Entries provided =>
▬▬▬▬▬▬

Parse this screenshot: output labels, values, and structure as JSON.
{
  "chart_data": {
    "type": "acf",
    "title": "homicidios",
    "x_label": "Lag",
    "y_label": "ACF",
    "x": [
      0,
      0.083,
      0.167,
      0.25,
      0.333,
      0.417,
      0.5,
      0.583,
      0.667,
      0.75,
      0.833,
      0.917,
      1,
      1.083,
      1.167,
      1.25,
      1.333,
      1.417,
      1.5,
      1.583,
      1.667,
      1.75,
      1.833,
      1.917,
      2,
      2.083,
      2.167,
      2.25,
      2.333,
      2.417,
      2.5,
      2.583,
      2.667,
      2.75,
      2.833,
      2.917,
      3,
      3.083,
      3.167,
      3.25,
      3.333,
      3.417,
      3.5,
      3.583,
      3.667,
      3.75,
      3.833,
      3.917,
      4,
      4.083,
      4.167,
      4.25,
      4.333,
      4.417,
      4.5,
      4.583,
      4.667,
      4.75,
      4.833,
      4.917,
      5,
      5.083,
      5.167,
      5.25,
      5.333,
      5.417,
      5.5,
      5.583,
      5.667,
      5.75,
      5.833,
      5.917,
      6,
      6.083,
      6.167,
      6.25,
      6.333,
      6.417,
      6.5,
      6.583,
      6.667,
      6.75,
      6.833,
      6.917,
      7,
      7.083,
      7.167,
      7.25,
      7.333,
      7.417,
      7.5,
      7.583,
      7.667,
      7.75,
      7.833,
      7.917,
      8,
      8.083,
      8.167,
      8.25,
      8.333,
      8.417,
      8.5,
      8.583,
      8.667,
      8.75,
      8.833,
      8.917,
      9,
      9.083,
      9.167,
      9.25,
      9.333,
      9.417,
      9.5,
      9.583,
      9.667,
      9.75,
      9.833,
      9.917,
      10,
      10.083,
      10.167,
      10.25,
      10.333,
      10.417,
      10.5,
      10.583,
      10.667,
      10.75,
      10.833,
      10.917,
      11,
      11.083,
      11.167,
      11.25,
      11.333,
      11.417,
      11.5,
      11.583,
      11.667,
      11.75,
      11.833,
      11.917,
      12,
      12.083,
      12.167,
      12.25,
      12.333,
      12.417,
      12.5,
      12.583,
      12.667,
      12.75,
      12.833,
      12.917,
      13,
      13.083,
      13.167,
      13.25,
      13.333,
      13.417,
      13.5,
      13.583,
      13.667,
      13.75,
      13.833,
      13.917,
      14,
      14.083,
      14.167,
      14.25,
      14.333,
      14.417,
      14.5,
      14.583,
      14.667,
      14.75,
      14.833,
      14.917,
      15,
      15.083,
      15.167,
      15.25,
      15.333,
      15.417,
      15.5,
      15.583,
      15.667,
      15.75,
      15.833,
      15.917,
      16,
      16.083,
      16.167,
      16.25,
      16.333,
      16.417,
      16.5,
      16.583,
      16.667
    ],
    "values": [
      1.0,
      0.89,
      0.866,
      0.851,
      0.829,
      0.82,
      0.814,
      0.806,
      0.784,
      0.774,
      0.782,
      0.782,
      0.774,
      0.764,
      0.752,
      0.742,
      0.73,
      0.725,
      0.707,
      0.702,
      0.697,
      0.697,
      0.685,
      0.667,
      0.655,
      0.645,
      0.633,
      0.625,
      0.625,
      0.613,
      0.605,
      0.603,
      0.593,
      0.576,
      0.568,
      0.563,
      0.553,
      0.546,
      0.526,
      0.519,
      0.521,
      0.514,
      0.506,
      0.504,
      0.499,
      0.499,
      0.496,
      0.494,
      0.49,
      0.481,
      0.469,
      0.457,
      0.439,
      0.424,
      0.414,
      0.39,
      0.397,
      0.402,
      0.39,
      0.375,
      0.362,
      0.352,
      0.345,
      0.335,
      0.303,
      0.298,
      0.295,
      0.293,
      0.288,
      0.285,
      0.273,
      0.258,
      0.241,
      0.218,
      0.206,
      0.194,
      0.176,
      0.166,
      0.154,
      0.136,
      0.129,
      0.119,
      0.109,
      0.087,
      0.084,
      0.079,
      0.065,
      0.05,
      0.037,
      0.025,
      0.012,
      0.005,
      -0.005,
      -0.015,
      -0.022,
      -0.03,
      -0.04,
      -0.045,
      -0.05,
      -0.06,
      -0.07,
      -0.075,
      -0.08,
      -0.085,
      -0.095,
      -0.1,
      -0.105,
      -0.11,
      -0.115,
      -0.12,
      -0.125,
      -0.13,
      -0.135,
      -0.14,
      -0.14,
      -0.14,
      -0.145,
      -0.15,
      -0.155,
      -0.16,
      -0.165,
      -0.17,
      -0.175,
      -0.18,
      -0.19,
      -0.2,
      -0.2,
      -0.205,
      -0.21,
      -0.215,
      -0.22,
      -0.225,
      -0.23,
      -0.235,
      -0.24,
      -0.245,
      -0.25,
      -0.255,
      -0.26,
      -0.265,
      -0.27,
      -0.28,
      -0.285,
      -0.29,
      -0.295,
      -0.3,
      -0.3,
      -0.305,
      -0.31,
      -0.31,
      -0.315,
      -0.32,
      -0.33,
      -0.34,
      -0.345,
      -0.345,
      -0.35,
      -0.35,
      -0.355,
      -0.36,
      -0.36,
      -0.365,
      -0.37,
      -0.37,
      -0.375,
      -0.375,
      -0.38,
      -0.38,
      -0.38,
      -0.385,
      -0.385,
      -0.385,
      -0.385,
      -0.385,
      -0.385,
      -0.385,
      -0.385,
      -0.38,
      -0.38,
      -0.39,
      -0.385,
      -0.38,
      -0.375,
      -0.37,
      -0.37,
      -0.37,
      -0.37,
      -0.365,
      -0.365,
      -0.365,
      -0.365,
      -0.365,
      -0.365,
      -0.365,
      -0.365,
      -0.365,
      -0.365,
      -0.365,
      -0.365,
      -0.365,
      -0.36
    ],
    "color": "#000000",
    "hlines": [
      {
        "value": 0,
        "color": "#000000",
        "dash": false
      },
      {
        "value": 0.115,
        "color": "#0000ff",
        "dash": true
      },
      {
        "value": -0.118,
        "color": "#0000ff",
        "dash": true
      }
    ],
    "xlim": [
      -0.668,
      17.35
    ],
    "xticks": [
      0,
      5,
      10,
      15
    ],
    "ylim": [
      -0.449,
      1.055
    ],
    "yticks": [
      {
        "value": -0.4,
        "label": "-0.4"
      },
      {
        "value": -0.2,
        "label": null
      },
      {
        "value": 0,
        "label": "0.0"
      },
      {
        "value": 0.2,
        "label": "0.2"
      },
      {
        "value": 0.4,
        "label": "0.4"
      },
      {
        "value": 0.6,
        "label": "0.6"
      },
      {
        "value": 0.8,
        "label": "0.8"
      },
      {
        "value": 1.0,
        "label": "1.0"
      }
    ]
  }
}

▬▬▬▬▬▬

What you are asked to do => Each of the records should be retyped exactly.

Written response =>
Parse this screenshot: output labels, values, and structure as JSON.
{
  "chart_data": {
    "type": "acf",
    "title": "homicidios",
    "x_label": "Lag",
    "y_label": "ACF",
    "x": [
      0,
      0.083,
      0.167,
      0.25,
      0.333,
      0.417,
      0.5,
      0.583,
      0.667,
      0.75,
      0.833,
      0.917,
      1,
      1.083,
      1.167,
      1.25,
      1.333,
      1.417,
      1.5,
      1.583,
      1.667,
      1.75,
      1.833,
      1.917,
      2,
      2.083,
      2.167,
      2.25,
      2.333,
      2.417,
      2.5,
      2.583,
      2.667,
      2.75,
      2.833,
      2.917,
      3,
      3.083,
      3.167,
      3.25,
      3.333,
      3.417,
      3.5,
      3.583,
      3.667,
      3.75,
      3.833,
      3.917,
      4,
      4.083,
      4.167,
      4.25,
      4.333,
      4.417,
      4.5,
      4.583,
      4.667,
      4.75,
      4.833,
      4.917,
      5,
      5.083,
      5.167,
      5.25,
      5.333,
      5.417,
      5.5,
      5.583,
      5.667,
      5.75,
      5.833,
      5.917,
      6,
      6.083,
      6.167,
      6.25,
      6.333,
      6.417,
      6.5,
      6.583,
      6.667,
      6.75,
      6.833,
      6.917,
      7,
      7.083,
      7.167,
      7.25,
      7.333,
      7.417,
      7.5,
      7.583,
      7.667,
      7.75,
      7.833,
      7.917,
      8,
      8.083,
      8.167,
      8.25,
      8.333,
      8.417,
      8.5,
      8.583,
      8.667,
      8.75,
      8.833,
      8.917,
      9,
      9.083,
      9.167,
      9.25,
      9.333,
      9.417,
      9.5,
      9.583,
      9.667,
      9.75,
      9.833,
      9.917,
      10,
      10.083,
      10.167,
      10.25,
      10.333,
      10.417,
      10.5,
      10.583,
      10.667,
      10.75,
      10.833,
      10.917,
      11,
      11.083,
      11.167,
      11.25,
      11.333,
      11.417,
      11.5,
      11.583,
      11.667,
      11.75,
      11.833,
      11.917,
      12,
      12.083,
      12.167,
      12.25,
      12.333,
      12.417,
      12.5,
      12.583,
      12.667,
      12.75,
      12.833,
      12.917,
      13,
      13.083,
      13.167,
      13.25,
      13.333,
      13.417,
      13.5,
      13.583,
      13.667,
      13.75,
      13.833,
      13.917,
      14,
      14.083,
      14.167,
      14.25,
      14.333,
      14.417,
      14.5,
      14.583,
      14.667,
      14.75,
      14.833,
      14.917,
      15,
      15.083,
      15.167,
      15.25,
      15.333,
      15.417,
      15.5,
      15.583,
      15.667,
      15.75,
      15.833,
      15.917,
      16,
      16.083,
      16.167,
      16.25,
      16.333,
      16.417,
      16.5,
      16.583,
      16.667
    ],
    "values": [
      1.0,
      0.89,
      0.866,
      0.851,
      0.829,
      0.82,
      0.814,
      0.806,
      0.784,
      0.774,
      0.782,
      0.782,
      0.774,
      0.764,
      0.752,
      0.742,
      0.73,
      0.725,
      0.707,
      0.702,
      0.697,
      0.697,
      0.685,
      0.667,
      0.655,
      0.645,
      0.633,
      0.625,
      0.625,
      0.613,
      0.605,
      0.603,
      0.593,
      0.576,
      0.568,
      0.563,
      0.553,
      0.546,
      0.526,
      0.519,
      0.521,
      0.514,
      0.506,
      0.504,
      0.499,
      0.499,
      0.496,
      0.494,
      0.49,
      0.481,
      0.469,
      0.457,
      0.439,
      0.424,
      0.414,
      0.39,
      0.397,
      0.402,
      0.39,
      0.375,
      0.362,
      0.352,
      0.345,
      0.335,
      0.303,
      0.298,
      0.295,
      0.293,
      0.288,
      0.285,
      0.273,
      0.258,
      0.241,
      0.218,
      0.206,
      0.194,
      0.176,
      0.166,
      0.154,
      0.136,
      0.129,
      0.119,
      0.109,
      0.087,
      0.084,
      0.079,
      0.065,
      0.05,
      0.037,
      0.025,
      0.012,
      0.005,
      -0.005,
      -0.015,
      -0.022,
      -0.03,
      -0.04,
      -0.045,
      -0.05,
      -0.06,
      -0.07,
      -0.075,
      -0.08,
      -0.085,
      -0.095,
      -0.1,
      -0.105,
      -0.11,
      -0.115,
      -0.12,
      -0.125,
      -0.13,
      -0.135,
      -0.14,
      -0.14,
      -0.14,
      -0.145,
      -0.15,
      -0.155,
      -0.16,
      -0.165,
      -0.17,
      -0.175,
      -0.18,
      -0.19,
      -0.2,
      -0.2,
      -0.205,
      -0.21,
      -0.215,
      -0.22,
      -0.225,
      -0.23,
      -0.235,
      -0.24,
      -0.245,
      -0.25,
      -0.255,
      -0.26,
      -0.265,
      -0.27,
      -0.28,
      -0.285,
      -0.29,
      -0.295,
      -0.3,
      -0.3,
      -0.305,
      -0.31,
      -0.31,
      -0.315,
      -0.32,
      -0.33,
      -0.34,
      -0.345,
      -0.345,
      -0.35,
      -0.35,
      -0.355,
      -0.36,
      -0.36,
      -0.365,
      -0.37,
      -0.37,
      -0.375,
      -0.375,
      -0.38,
      -0.38,
      -0.38,
      -0.385,
      -0.385,
      -0.385,
      -0.385,
      -0.385,
      -0.385,
      -0.385,
      -0.385,
      -0.38,
      -0.38,
      -0.39,
      -0.385,
      -0.38,
      -0.375,
      -0.37,
      -0.37,
      -0.37,
      -0.37,
      -0.365,
      -0.365,
      -0.365,
      -0.365,
      -0.365,
      -0.365,
      -0.365,
      -0.365,
      -0.365,
      -0.365,
      -0.365,
      -0.365,
      -0.365,
      -0.36
    ],
    "color": "#000000",
    "hlines": [
      {
        "value": 0,
        "color": "#000000",
        "dash": false
      },
      {
        "value": 0.115,
        "color": "#0000ff",
        "dash": true
      },
      {
        "value": -0.118,
        "color": "#0000ff",
        "dash": true
      }
    ],
    "xlim": [
      -0.668,
      17.35
    ],
    "xticks": [
      0,
      5,
      10,
      15
    ],
    "ylim": [
      -0.449,
      1.055
    ],
    "yticks": [
      {
        "value": -0.4,
        "label": "-0.4"
      },
      {
        "value": -0.2,
        "label": null
      },
      {
        "value": 0,
        "label": "0.0"
      },
      {
        "value": 0.2,
        "label": "0.2"
      },
      {
        "value": 0.4,
        "label": "0.4"
      },
      {
        "value": 0.6,
        "label": "0.6"
      },
      {
        "value": 0.8,
        "label": "0.8"
      },
      {
        "value": 1.0,
        "label": "1.0"
      }
    ]
  }
}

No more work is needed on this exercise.